**EXERCISE INSTRUCTIONS**
Locate every line in the records below that contains the word "called", and copy each one.

Dataset excerpt:
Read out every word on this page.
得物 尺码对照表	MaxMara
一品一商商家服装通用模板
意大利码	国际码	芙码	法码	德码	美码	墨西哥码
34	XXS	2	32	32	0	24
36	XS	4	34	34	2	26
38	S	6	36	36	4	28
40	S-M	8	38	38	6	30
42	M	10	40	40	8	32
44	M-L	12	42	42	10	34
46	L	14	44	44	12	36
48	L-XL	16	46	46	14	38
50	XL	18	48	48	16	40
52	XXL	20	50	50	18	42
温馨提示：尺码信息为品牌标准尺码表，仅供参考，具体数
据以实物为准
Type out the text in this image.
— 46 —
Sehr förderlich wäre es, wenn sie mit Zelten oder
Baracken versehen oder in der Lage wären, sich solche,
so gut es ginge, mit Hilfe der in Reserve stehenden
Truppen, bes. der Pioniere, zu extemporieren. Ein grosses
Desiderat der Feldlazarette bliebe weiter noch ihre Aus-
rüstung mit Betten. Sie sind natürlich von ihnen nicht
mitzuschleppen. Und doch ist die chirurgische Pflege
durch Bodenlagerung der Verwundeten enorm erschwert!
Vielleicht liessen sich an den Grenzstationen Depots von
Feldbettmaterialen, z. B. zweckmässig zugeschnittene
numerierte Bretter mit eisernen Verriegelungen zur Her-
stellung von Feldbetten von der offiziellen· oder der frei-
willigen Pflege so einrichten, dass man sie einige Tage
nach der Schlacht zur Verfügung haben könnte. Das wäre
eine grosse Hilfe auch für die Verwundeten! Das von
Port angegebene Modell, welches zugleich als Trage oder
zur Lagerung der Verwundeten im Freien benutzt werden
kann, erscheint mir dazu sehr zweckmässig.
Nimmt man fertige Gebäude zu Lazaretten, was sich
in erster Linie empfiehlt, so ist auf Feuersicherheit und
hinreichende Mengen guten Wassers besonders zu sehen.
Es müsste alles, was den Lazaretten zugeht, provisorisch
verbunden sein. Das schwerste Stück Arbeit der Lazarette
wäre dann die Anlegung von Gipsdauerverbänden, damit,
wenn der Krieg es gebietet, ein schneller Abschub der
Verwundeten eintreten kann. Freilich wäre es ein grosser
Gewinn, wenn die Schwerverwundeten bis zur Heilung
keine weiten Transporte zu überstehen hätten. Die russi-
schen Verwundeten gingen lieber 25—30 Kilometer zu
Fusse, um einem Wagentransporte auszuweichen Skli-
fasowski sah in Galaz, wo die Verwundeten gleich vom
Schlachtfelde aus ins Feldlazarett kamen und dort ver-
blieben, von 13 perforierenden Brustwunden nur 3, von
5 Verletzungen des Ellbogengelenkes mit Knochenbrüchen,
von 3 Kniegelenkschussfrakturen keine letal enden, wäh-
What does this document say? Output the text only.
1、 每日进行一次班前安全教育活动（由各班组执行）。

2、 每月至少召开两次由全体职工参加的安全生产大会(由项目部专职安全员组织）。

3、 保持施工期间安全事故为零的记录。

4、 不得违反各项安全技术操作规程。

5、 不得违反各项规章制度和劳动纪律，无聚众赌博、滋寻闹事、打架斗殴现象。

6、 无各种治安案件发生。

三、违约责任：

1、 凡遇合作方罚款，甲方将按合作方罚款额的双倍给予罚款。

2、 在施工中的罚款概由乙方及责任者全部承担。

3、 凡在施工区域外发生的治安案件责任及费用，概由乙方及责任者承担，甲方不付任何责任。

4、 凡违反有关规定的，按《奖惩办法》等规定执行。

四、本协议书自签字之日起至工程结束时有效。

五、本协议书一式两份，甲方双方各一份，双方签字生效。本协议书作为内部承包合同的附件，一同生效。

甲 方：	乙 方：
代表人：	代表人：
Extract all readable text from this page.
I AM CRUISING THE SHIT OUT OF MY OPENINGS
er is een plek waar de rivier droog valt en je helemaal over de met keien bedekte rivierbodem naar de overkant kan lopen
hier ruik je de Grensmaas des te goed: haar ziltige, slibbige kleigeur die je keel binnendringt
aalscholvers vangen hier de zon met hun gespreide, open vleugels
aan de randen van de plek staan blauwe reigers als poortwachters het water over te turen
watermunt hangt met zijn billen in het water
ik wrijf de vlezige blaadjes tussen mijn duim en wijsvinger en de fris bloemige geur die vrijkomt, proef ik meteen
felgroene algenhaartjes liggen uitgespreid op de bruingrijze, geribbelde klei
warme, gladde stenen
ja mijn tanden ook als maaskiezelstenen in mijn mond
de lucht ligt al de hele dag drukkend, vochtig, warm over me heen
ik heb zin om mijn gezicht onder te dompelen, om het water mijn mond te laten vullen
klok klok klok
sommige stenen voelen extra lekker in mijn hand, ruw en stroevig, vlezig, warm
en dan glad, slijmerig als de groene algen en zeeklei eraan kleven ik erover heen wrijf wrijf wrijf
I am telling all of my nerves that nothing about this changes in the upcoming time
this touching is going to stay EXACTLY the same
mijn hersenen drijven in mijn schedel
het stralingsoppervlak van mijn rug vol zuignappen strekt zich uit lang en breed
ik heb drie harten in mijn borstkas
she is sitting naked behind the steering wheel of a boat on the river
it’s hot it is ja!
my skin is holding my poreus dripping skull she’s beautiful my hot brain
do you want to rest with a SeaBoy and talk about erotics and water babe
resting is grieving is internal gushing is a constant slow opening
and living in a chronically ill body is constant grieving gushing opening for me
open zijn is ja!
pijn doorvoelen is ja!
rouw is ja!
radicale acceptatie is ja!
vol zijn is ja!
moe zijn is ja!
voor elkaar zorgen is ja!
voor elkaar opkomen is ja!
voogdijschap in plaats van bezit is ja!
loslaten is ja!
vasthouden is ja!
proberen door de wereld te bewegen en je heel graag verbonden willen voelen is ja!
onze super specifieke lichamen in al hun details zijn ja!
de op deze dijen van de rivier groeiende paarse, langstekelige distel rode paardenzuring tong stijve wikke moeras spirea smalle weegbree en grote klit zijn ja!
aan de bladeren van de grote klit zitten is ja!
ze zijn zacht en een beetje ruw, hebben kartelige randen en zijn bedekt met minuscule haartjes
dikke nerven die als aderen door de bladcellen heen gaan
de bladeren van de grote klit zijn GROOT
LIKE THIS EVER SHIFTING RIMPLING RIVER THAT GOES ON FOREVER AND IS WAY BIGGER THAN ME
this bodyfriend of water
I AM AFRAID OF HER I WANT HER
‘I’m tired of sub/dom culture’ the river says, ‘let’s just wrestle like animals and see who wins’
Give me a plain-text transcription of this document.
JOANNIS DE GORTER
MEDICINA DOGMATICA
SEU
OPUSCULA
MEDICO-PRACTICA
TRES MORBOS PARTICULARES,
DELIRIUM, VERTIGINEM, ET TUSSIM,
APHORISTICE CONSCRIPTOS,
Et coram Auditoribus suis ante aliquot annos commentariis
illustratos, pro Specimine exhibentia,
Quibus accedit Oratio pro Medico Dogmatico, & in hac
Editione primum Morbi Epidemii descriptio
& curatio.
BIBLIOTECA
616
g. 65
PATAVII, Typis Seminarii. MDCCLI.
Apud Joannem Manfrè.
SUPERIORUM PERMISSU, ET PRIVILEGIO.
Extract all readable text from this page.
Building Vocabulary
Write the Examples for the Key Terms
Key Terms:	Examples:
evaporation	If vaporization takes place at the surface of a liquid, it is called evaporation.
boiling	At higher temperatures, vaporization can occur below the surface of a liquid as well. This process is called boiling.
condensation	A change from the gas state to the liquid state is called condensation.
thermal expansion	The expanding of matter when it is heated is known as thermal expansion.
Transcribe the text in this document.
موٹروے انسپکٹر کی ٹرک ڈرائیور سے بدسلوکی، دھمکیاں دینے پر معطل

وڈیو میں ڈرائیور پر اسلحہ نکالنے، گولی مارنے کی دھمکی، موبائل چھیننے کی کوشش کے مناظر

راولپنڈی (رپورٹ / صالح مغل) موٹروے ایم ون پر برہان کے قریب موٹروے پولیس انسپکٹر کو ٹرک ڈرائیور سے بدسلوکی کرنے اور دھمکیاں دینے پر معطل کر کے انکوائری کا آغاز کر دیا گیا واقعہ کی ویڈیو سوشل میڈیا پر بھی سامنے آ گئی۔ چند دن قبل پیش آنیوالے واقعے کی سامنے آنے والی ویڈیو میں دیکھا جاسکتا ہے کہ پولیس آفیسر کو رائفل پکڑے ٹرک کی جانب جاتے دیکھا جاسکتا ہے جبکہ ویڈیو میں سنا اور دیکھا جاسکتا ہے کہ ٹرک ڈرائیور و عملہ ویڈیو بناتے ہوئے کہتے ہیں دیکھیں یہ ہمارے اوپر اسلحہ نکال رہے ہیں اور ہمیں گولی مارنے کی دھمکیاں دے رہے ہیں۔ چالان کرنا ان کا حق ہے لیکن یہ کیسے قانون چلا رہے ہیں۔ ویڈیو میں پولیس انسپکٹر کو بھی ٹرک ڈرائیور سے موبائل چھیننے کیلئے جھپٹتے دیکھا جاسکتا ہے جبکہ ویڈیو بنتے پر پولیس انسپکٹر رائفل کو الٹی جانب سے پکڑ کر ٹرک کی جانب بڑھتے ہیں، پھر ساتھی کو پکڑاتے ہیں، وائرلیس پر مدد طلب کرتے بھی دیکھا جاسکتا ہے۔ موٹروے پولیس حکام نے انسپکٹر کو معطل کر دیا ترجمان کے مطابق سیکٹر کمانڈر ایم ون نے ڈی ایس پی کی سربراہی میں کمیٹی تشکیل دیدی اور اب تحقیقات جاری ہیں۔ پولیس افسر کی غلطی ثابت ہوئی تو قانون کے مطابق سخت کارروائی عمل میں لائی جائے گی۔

**ANSWER FOR THE TASK**
evaporation	If vaporization takes place at the surface of a liquid, it is called evaporation.
boiling	At higher temperatures, vaporization can occur below the surface of a liquid as well. This process is called boiling.
condensation	A change from the gas state to the liquid state is called condensation.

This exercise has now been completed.